### Written task
Which lines hold the word "locations"? Copy each of them.

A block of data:
-.-.-

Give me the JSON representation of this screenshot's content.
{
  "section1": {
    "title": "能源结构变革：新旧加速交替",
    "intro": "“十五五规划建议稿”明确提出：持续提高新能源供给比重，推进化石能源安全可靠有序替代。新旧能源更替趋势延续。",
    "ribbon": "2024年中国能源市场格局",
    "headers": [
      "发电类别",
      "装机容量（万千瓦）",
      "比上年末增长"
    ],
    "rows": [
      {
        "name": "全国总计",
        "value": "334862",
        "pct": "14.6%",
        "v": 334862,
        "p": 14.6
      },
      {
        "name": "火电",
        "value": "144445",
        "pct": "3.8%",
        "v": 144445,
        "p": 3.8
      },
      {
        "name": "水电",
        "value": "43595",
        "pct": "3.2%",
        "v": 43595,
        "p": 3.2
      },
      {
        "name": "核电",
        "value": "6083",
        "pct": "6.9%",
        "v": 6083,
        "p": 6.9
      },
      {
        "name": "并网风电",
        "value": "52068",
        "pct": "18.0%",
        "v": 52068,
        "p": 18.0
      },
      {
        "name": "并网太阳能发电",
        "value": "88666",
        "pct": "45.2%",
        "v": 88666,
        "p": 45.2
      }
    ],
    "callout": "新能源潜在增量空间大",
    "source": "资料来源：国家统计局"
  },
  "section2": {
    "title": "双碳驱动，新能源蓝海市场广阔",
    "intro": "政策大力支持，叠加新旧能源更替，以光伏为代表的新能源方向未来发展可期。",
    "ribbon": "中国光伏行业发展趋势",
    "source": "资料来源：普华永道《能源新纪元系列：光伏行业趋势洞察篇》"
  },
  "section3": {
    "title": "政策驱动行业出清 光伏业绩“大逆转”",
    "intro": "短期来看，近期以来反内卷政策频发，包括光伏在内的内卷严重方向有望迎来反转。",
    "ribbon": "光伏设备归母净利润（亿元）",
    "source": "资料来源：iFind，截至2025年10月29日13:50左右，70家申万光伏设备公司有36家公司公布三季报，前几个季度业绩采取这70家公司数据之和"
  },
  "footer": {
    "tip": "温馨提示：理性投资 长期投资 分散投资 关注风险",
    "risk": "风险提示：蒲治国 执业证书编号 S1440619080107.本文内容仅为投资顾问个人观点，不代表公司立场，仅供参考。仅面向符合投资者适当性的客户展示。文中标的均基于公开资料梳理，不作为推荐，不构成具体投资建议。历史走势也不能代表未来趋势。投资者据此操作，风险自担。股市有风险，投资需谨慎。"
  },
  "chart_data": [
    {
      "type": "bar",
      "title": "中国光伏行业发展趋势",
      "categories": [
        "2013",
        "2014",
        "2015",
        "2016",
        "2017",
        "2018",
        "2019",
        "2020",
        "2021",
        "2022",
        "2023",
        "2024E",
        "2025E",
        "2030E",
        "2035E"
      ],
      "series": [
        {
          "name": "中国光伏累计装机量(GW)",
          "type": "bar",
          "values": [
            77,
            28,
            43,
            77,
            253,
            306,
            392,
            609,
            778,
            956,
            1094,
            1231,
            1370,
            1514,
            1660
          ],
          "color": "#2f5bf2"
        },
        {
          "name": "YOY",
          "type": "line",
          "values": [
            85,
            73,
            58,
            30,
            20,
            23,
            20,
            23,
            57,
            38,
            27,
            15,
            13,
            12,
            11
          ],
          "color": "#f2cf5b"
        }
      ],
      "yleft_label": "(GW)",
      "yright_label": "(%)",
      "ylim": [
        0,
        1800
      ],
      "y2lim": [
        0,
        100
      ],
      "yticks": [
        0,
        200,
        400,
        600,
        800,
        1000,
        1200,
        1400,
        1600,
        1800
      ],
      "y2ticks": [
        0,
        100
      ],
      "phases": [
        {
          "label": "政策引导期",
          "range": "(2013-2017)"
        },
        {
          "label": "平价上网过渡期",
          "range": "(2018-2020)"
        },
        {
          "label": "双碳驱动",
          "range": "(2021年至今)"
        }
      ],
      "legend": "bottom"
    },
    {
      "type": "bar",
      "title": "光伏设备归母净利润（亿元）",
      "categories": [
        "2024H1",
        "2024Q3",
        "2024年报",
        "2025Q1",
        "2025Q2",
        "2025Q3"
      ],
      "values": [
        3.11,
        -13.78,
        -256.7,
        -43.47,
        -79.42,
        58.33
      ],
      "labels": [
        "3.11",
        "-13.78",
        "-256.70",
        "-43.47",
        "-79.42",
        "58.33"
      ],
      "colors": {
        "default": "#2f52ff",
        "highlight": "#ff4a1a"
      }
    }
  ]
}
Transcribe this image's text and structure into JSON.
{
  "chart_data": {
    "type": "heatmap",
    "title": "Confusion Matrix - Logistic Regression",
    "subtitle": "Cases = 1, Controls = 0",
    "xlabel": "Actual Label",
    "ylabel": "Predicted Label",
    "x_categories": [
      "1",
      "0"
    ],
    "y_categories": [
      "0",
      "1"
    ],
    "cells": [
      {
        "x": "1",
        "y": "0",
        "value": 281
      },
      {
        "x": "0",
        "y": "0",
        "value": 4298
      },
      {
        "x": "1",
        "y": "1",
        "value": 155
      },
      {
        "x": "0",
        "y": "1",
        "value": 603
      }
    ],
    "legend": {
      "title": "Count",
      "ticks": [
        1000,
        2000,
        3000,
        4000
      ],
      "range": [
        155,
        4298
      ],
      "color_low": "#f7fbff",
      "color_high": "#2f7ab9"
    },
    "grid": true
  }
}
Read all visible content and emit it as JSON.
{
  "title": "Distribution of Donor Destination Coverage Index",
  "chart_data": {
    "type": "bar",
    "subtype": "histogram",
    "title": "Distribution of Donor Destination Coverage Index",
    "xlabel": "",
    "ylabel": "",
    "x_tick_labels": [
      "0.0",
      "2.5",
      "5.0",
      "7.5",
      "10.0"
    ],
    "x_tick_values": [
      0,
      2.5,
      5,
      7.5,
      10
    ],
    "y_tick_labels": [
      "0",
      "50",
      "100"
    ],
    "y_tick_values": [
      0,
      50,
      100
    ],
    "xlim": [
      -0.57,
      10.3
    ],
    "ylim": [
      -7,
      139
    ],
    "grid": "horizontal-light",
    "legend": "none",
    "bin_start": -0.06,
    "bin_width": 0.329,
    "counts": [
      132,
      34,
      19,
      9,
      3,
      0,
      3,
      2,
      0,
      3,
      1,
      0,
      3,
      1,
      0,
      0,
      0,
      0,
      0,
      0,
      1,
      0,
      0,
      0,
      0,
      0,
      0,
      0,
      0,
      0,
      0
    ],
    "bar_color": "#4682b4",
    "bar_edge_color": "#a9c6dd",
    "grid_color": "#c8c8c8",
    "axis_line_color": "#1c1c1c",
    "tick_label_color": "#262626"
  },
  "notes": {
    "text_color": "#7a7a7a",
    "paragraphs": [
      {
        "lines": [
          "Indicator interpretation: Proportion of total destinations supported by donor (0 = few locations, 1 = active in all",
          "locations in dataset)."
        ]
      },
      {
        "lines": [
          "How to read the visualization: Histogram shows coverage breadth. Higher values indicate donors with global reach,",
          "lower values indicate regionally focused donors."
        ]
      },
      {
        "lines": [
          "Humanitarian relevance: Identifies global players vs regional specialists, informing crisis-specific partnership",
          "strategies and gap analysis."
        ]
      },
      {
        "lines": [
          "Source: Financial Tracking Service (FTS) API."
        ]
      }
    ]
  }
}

-.-.-

### Task result
          "Indicator interpretation: Proportion of total destinations supported by donor (0 = few locations, 1 = active in all",
          "locations in dataset)."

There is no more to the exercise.